╔══

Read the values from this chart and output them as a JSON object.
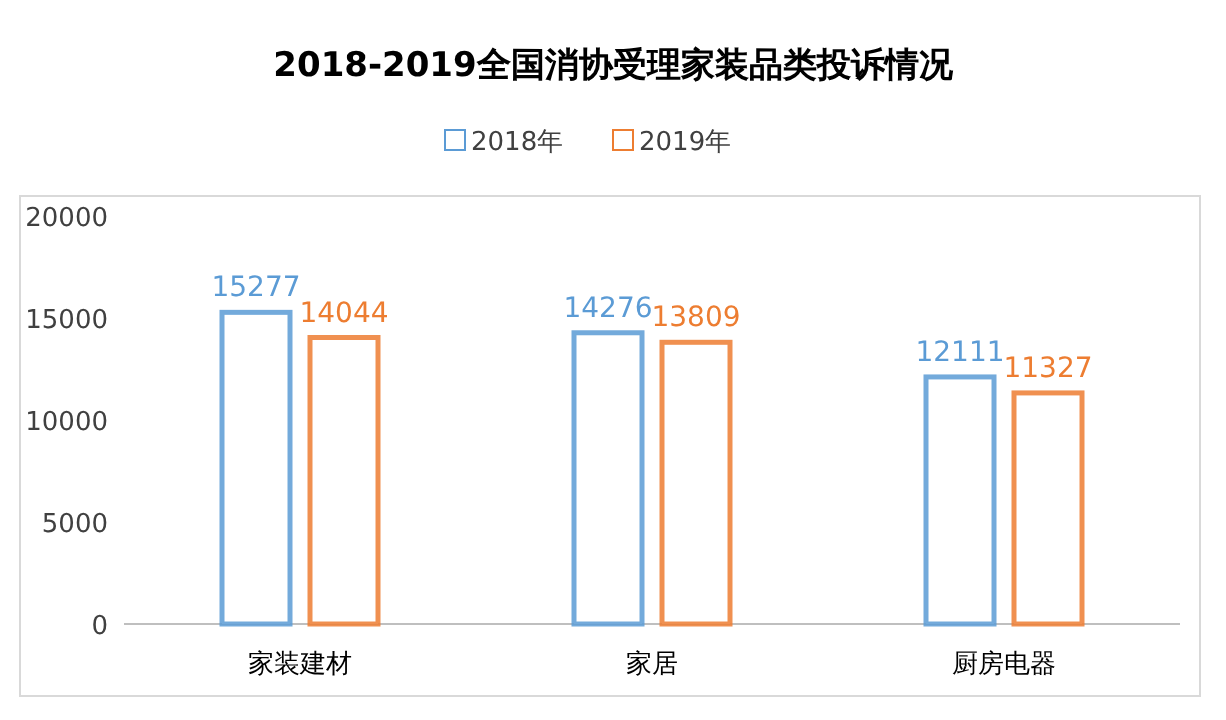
{
  "chart_data": {
    "type": "bar",
    "title": "2018-2019全国消协受理家装品类投诉情况",
    "categories": [
      "家装建材",
      "家居",
      "厨房电器"
    ],
    "series": [
      {
        "name": "2018年",
        "color": "#5b9bd5",
        "values": [
          15277,
          14276,
          12111
        ]
      },
      {
        "name": "2019年",
        "color": "#ed7d31",
        "values": [
          14044,
          13809,
          11327
        ]
      }
    ],
    "ylim": [
      0,
      20000
    ],
    "yticks": [
      0,
      5000,
      10000,
      15000,
      20000
    ],
    "data_labels": true,
    "legend": "top"
  }
}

╚══

- Exercise details -
Using the material above, set down every line exactly, but skip the pictures.

- In response -
Read the values from this chart and output them as a JSON object.
{
  "chart_data": {
    "type": "bar",
    "title": "2018-2019全国消协受理家装品类投诉情况",
    "categories": [
      "家装建材",
      "家居",
      "厨房电器"
    ],
    "series": [
      {
        "name": "2018年",
        "color": "#5b9bd5",
        "values": [
          15277,
          14276,
          12111
        ]
      },
      {
        "name": "2019年",
        "color": "#ed7d31",
        "values": [
          14044,
          13809,
          11327
        ]
      }
    ],
    "ylim": [
      0,
      20000
    ],
    "yticks": [
      0,
      5000,
      10000,
      15000,
      20000
    ],
    "data_labels": true,
    "legend": "top"
  }
}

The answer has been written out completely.